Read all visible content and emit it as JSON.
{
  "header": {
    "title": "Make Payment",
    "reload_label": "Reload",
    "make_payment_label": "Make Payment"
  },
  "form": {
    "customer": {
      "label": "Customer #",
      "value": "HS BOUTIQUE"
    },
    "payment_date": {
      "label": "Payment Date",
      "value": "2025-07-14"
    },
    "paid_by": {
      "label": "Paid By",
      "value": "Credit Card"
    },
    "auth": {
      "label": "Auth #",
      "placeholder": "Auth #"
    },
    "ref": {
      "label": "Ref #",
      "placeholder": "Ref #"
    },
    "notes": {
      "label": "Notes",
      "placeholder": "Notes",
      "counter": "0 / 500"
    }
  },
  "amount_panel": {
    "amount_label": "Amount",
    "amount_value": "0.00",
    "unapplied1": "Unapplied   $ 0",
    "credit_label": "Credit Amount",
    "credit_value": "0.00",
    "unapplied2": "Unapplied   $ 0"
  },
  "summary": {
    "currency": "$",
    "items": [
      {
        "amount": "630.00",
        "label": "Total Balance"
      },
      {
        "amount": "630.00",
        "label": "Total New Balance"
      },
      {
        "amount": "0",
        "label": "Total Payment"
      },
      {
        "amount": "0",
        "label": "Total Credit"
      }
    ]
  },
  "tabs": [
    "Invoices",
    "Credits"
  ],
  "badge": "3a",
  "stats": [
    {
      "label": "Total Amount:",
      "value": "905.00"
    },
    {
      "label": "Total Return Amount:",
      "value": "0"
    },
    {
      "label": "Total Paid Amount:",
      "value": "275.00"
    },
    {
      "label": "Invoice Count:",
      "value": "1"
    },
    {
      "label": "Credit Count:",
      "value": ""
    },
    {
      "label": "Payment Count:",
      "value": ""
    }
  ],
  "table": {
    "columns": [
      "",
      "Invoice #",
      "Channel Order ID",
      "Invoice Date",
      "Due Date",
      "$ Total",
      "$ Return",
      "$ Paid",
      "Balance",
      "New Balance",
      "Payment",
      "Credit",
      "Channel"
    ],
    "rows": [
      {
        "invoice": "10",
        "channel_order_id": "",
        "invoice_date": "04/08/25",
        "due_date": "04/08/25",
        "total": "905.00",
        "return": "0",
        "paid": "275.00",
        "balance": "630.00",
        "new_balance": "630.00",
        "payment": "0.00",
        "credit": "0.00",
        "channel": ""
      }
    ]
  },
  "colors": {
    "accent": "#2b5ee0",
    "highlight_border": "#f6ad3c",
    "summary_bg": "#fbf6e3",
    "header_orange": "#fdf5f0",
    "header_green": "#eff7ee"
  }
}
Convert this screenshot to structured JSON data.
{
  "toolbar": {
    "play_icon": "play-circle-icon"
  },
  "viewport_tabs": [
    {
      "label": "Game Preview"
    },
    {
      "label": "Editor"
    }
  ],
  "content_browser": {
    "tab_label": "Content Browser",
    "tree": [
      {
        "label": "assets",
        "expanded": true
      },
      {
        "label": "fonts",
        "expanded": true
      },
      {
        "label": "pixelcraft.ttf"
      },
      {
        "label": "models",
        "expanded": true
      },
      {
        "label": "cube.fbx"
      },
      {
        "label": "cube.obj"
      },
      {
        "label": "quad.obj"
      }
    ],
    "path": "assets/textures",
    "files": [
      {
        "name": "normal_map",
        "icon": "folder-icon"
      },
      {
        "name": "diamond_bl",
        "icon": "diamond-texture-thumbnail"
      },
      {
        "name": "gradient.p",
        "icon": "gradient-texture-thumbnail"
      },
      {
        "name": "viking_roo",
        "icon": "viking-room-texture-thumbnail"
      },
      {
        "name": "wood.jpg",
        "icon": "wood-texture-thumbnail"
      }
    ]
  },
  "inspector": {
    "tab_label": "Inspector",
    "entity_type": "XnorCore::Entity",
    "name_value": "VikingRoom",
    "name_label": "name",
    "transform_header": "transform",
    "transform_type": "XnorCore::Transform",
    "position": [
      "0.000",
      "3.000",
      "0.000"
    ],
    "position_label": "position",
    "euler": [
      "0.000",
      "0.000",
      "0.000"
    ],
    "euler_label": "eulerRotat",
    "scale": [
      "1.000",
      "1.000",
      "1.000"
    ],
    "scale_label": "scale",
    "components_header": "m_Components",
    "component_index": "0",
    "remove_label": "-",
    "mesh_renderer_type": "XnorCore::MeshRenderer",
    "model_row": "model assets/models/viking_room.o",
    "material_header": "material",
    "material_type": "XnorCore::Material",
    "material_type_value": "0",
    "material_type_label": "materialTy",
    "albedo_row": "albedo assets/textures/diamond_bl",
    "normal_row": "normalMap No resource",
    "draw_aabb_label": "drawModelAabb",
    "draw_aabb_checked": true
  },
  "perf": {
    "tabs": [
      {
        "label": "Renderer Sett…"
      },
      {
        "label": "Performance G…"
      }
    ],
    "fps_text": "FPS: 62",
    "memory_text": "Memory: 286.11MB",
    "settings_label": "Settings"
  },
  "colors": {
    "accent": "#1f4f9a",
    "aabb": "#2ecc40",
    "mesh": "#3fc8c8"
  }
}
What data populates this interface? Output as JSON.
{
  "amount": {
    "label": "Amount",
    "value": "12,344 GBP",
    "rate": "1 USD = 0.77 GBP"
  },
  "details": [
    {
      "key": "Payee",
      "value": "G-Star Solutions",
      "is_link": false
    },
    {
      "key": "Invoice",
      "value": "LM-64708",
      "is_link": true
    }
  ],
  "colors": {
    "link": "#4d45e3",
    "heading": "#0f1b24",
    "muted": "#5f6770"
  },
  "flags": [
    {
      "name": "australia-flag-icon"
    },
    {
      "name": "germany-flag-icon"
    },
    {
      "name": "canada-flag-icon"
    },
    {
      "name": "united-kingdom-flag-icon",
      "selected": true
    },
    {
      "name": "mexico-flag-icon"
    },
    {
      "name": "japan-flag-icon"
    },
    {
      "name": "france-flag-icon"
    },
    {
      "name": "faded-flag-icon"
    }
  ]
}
######
• Required task: Extract the listing in its entirety, matching it exactly.

• Response below:
Read all visible content and emit it as JSON.
{
  "header": {
    "title": "Make Payment",
    "reload_label": "Reload",
    "make_payment_label": "Make Payment"
  },
  "form": {
    "customer": {
      "label": "Customer #",
      "value": "HS BOUTIQUE"
    },
    "payment_date": {
      "label": "Payment Date",
      "value": "2025-07-14"
    },
    "paid_by": {
      "label": "Paid By",
      "value": "Credit Card"
    },
    "auth": {
      "label": "Auth #",
      "placeholder": "Auth #"
    },
    "ref": {
      "label": "Ref #",
      "placeholder": "Ref #"
    },
    "notes": {
      "label": "Notes",
      "placeholder": "Notes",
      "counter": "0 / 500"
    }
  },
  "amount_panel": {
    "amount_label": "Amount",
    "amount_value": "0.00",
    "unapplied1": "Unapplied   $ 0",
    "credit_label": "Credit Amount",
    "credit_value": "0.00",
    "unapplied2": "Unapplied   $ 0"
  },
  "summary": {
    "currency": "$",
    "items": [
      {
        "amount": "630.00",
        "label": "Total Balance"
      },
      {
        "amount": "630.00",
        "label": "Total New Balance"
      },
      {
        "amount": "0",
        "label": "Total Payment"
      },
      {
        "amount": "0",
        "label": "Total Credit"
      }
    ]
  },
  "tabs": [
    "Invoices",
    "Credits"
  ],
  "badge": "3a",
  "stats": [
    {
      "label": "Total Amount:",
      "value": "905.00"
    },
    {
      "label": "Total Return Amount:",
      "value": "0"
    },
    {
      "label": "Total Paid Amount:",
      "value": "275.00"
    },
    {
      "label": "Invoice Count:",
      "value": "1"
    },
    {
      "label": "Credit Count:",
      "value": ""
    },
    {
      "label": "Payment Count:",
      "value": ""
    }
  ],
  "table": {
    "columns": [
      "",
      "Invoice #",
      "Channel Order ID",
      "Invoice Date",
      "Due Date",
      "$ Total",
      "$ Return",
      "$ Paid",
      "Balance",
      "New Balance",
      "Payment",
      "Credit",
      "Channel"
    ],
    "rows": [
      {
        "invoice": "10",
        "channel_order_id": "",
        "invoice_date": "04/08/25",
        "due_date": "04/08/25",
        "total": "905.00",
        "return": "0",
        "paid": "275.00",
        "balance": "630.00",
        "new_balance": "630.00",
        "payment": "0.00",
        "credit": "0.00",
        "channel": ""
      }
    ]
  },
  "colors": {
    "accent": "#2b5ee0",
    "highlight_border": "#f6ad3c",
    "summary_bg": "#fbf6e3",
    "header_orange": "#fdf5f0",
    "header_green": "#eff7ee"
  }
}
Convert this screenshot to structured JSON data.
{
  "toolbar": {
    "play_icon": "play-circle-icon"
  },
  "viewport_tabs": [
    {
      "label": "Game Preview"
    },
    {
      "label": "Editor"
    }
  ],
  "content_browser": {
    "tab_label": "Content Browser",
    "tree": [
      {
        "label": "assets",
        "expanded": true
      },
      {
        "label": "fonts",
        "expanded": true
      },
      {
        "label": "pixelcraft.ttf"
      },
      {
        "label": "models",
        "expanded": true
      },
      {
        "label": "cube.fbx"
      },
      {
        "label": "cube.obj"
      },
      {
        "label": "quad.obj"
      }
    ],
    "path": "assets/textures",
    "files": [
      {
        "name": "normal_map",
        "icon": "folder-icon"
      },
      {
        "name": "diamond_bl",
        "icon": "diamond-texture-thumbnail"
      },
      {
        "name": "gradient.p",
        "icon": "gradient-texture-thumbnail"
      },
      {
        "name": "viking_roo",
        "icon": "viking-room-texture-thumbnail"
      },
      {
        "name": "wood.jpg",
        "icon": "wood-texture-thumbnail"
      }
    ]
  },
  "inspector": {
    "tab_label": "Inspector",
    "entity_type": "XnorCore::Entity",
    "name_value": "VikingRoom",
    "name_label": "name",
    "transform_header": "transform",
    "transform_type": "XnorCore::Transform",
    "position": [
      "0.000",
      "3.000",
      "0.000"
    ],
    "position_label": "position",
    "euler": [
      "0.000",
      "0.000",
      "0.000"
    ],
    "euler_label": "eulerRotat",
    "scale": [
      "1.000",
      "1.000",
      "1.000"
    ],
    "scale_label": "scale",
    "components_header": "m_Components",
    "component_index": "0",
    "remove_label": "-",
    "mesh_renderer_type": "XnorCore::MeshRenderer",
    "model_row": "model assets/models/viking_room.o",
    "material_header": "material",
    "material_type": "XnorCore::Material",
    "material_type_value": "0",
    "material_type_label": "materialTy",
    "albedo_row": "albedo assets/textures/diamond_bl",
    "normal_row": "normalMap No resource",
    "draw_aabb_label": "drawModelAabb",
    "draw_aabb_checked": true
  },
  "perf": {
    "tabs": [
      {
        "label": "Renderer Sett…"
      },
      {
        "label": "Performance G…"
      }
    ],
    "fps_text": "FPS: 62",
    "memory_text": "Memory: 286.11MB",
    "settings_label": "Settings"
  },
  "colors": {
    "accent": "#1f4f9a",
    "aabb": "#2ecc40",
    "mesh": "#3fc8c8"
  }
}
What data populates this interface? Output as JSON.
{
  "amount": {
    "label": "Amount",
    "value": "12,344 GBP",
    "rate": "1 USD = 0.77 GBP"
  },
  "details": [
    {
      "key": "Payee",
      "value": "G-Star Solutions",
      "is_link": false
    },
    {
      "key": "Invoice",
      "value": "LM-64708",
      "is_link": true
    }
  ],
  "colors": {
    "link": "#4d45e3",
    "heading": "#0f1b24",
    "muted": "#5f6770"
  },
  "flags": [
    {
      "name": "australia-flag-icon"
    },
    {
      "name": "germany-flag-icon"
    },
    {
      "name": "canada-flag-icon"
    },
    {
      "name": "united-kingdom-flag-icon",
      "selected": true
    },
    {
      "name": "mexico-flag-icon"
    },
    {
      "name": "japan-flag-icon"
    },
    {
      "name": "france-flag-icon"
    },
    {
      "name": "faded-flag-icon"
    }
  ]
}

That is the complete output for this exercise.